_Required task_
Copy out lines with the word "client" from the material that follows.

_Stored records_

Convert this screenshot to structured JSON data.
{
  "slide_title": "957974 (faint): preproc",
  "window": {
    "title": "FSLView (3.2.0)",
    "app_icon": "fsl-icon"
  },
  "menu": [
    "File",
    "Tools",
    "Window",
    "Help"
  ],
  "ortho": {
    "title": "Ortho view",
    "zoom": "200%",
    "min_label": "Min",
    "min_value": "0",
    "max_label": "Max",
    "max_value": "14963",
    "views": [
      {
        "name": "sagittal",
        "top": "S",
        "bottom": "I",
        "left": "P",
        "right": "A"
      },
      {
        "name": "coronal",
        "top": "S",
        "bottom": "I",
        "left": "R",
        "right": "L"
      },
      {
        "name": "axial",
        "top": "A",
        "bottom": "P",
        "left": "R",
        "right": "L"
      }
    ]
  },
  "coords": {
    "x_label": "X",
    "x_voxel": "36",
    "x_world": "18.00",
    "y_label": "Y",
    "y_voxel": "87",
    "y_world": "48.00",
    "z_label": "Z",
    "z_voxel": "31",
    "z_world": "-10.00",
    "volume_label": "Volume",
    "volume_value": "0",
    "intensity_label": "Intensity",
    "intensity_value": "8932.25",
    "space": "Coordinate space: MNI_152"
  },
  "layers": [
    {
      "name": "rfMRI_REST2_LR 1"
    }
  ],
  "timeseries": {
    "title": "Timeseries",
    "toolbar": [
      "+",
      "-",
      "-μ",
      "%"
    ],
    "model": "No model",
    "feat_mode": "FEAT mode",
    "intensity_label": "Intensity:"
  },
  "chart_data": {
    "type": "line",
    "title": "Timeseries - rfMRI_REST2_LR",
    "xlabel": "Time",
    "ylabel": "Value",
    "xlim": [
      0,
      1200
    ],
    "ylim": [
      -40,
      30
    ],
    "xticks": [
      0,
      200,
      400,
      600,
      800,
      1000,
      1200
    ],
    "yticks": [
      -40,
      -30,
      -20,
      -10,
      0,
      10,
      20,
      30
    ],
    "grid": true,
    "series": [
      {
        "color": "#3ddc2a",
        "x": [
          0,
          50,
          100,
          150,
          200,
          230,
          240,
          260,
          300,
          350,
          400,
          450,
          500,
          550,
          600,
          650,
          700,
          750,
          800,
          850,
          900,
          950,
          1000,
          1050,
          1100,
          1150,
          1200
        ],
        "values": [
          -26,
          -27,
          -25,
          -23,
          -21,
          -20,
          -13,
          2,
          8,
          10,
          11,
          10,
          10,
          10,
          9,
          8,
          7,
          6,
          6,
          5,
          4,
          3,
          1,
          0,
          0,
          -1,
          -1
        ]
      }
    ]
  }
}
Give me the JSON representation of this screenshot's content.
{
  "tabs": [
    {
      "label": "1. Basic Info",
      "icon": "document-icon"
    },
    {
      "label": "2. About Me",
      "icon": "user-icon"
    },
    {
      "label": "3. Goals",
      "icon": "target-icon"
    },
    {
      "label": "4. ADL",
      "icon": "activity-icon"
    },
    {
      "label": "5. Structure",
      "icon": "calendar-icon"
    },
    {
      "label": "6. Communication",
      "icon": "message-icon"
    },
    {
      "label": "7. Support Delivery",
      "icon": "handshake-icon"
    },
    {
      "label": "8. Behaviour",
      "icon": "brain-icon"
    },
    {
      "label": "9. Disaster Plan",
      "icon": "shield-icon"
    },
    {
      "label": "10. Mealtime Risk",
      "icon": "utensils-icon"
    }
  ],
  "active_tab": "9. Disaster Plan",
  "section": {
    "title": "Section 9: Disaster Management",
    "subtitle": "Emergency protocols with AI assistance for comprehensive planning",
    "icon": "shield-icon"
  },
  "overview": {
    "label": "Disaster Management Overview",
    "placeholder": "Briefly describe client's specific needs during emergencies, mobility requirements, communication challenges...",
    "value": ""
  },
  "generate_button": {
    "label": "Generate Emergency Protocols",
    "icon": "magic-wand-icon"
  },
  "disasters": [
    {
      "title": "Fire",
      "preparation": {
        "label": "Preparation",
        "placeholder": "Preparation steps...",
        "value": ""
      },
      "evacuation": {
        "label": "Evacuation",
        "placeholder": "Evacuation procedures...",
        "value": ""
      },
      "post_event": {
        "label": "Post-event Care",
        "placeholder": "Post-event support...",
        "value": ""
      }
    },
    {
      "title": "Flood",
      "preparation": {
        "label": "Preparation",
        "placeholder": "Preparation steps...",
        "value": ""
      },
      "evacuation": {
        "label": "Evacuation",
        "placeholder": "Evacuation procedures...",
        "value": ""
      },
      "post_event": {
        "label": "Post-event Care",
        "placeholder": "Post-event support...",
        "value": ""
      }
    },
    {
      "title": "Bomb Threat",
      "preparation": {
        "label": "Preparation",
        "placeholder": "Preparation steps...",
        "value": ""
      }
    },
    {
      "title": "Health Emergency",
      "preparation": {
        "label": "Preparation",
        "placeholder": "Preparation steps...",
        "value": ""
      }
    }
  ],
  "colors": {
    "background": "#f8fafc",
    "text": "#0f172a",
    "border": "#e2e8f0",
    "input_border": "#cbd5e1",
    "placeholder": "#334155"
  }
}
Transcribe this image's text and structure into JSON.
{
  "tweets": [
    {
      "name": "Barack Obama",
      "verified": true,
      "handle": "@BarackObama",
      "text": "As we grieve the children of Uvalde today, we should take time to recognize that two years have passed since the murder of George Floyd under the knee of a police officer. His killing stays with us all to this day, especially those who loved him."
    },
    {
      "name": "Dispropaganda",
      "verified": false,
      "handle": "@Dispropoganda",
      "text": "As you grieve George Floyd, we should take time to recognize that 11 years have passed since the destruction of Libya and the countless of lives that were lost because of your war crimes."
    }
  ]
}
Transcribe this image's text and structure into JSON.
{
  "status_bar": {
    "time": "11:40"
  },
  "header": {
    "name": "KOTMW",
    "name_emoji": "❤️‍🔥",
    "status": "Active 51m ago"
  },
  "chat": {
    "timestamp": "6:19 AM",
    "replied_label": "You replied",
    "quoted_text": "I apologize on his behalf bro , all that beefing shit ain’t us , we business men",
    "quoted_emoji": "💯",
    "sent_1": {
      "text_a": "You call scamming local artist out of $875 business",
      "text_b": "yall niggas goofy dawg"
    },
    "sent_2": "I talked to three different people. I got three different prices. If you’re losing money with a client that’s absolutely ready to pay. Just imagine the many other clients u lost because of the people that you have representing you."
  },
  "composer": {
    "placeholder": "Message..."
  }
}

_Written answer_
    "placeholder": "Briefly describe client's specific needs during emergencies, mobility requirements, communication challenges...",
    "sent_2": "I talked to three different people. I got three different prices. If you’re losing money with a client that’s absolutely ready to pay. Just imagine the many other clients u lost because of the people that you have representing you."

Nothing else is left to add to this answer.